TEXT SEGMENT:
+ + + + + + +

Am 11.02.2014 13:05, schrieb Daniel P. Berrange:
On Sat, Feb 08, 2014 at 06:37:43PM +0100, Richard Weinberger wrote:
> Add a new helper function to change the permissions
> of a control group.
>
> Signed-off-by: Richard Weinberger <richard(a)nod.at>
> ---
> src/lxc/lxc_controller.c | 7 +++++++
> src/util/vircgroup.c | 43 +++++++++++++++++++++++++++++++++++++++++++
> src/util/vircgroup.h | 2 ++
> 3 files changed, 52 insertions(+)
>
> diff --git a/src/lxc/lxc_controller.c b/src/lxc/lxc_controller.c
> index f7b614b..6e348b3 100644
> --- a/src/lxc/lxc_controller.c
> +++ b/src/lxc/lxc_controller.c
> @@ -2223,6 +2223,13 @@ virLXCControllerRun(virLXCControllerPtr ctrl)
> goto cleanup;
> }
>
> + /* setup control group permissions for user namespace */
> + if (ctrl->def->idmap.uidmap) {
> + if (virCgroupSetOwner(ctrl->cgroup,
ctrl->def->idmap.uidmap[0].target,
> + ctrl->def->idmap.gidmap[0].target))
> + goto cleanup;
> + }
> +
I wonder is it possible to just do the ownership change in the
virLXCCgroupCreate method ? When the container then does the
bind mount, it should preserve the ownership correctly. This
would avoid any need for the extra handshake synchronization.
Bah, I've overlooked that. Of course it works.
Much simplified patch is on its way.
Thanks for pointing this out!
> diff --git a/src/util/vircgroup.c b/src/util/vircgroup.c
> index a6d60c5..b66ffed 100644
> --- a/src/util/vircgroup.c
> +++ b/src/util/vircgroup.c
> @@ -3252,6 +3252,49 @@ cleanup:
> return ret;
> }
>
> +int virCgroupSetOwner(virCgroupPtr cgroup, uid_t uid, gid_t gid) {
> + size_t i;
> +
> + for (i = 0; i < VIR_CGROUP_CONTROLLER_LAST; i++) {
I think we only want to set ownership for VIR_CGROUP_CONTROLLER_SYSTEMD.
We don't want to give the container permission to change resource
controllers, this that would allow it to potentially escape its resource
limits. You might think the hierarchy would lock things down, but I
believe the kernel developers still say it is unsafe to delegate cgroup
resource controllers to unprivileged users.
That's right. But then we should generally only delegate the systemd cgroup
to a container.
...patch sent.
Thanks,
//richard

+ + + + + + +

COLLECTED MATERIAL:
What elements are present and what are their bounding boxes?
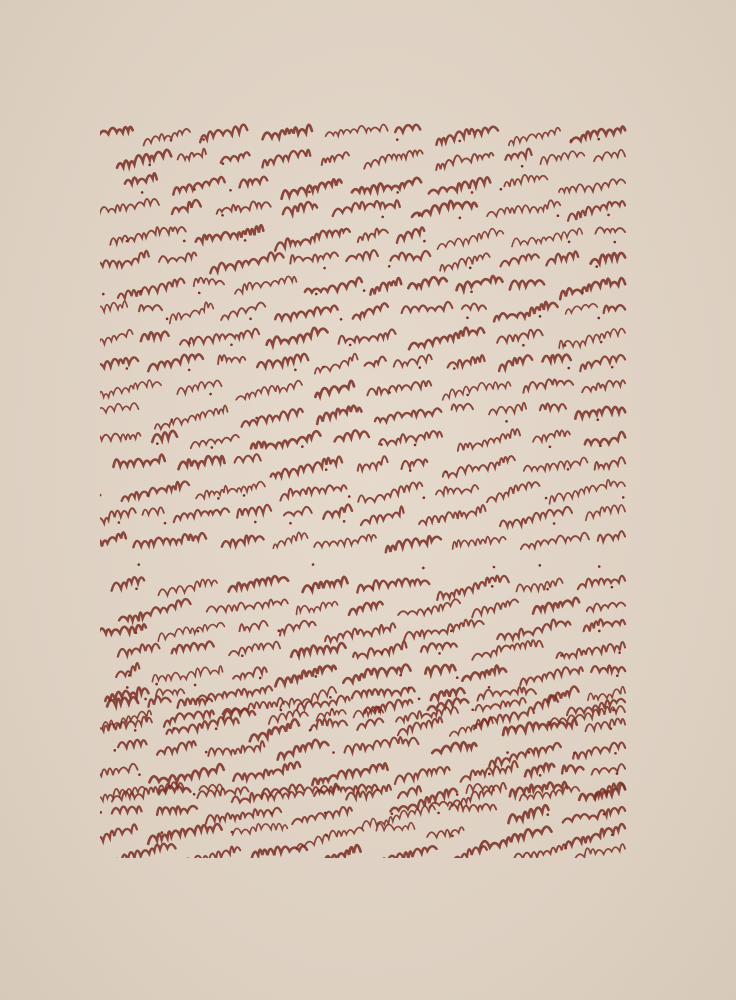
calligraphy-plate [100, 118, 640, 858]
handwriting-strokes [100, 118, 640, 858]
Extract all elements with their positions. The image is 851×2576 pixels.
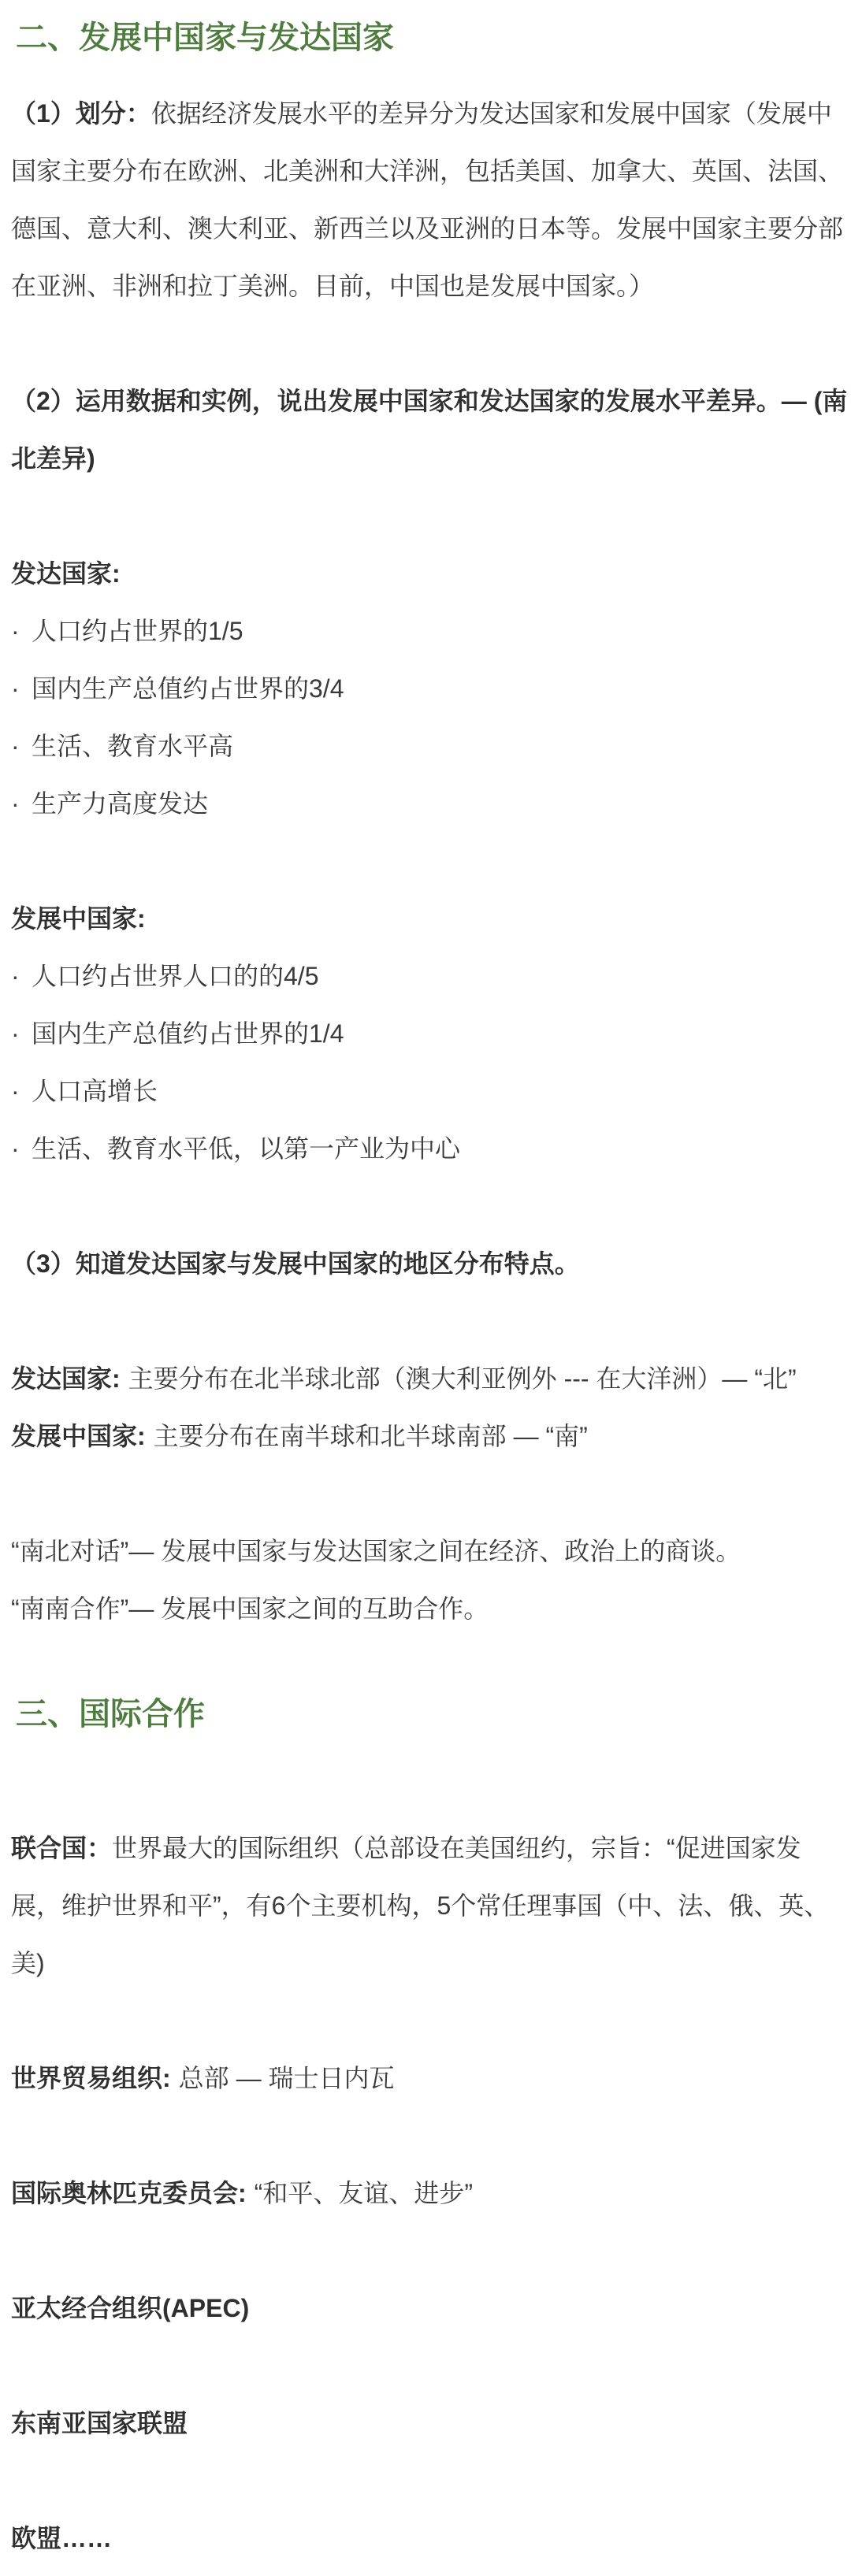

+ + + + + + +

DIRECTIVE:
Answer these about the patch review thread above:
1. How many files does the patch change, and how many insertions does it make?
2. In which method is it suggested that the ownership change be done instead?
3. For which controller is it said that ownership should be set?

SOLUTION BELOW:
1. 3 files, with 52 insertions.
2. virLXCCgroupCreate
3. VIR_CGROUP_CONTROLLER_SYSTEMD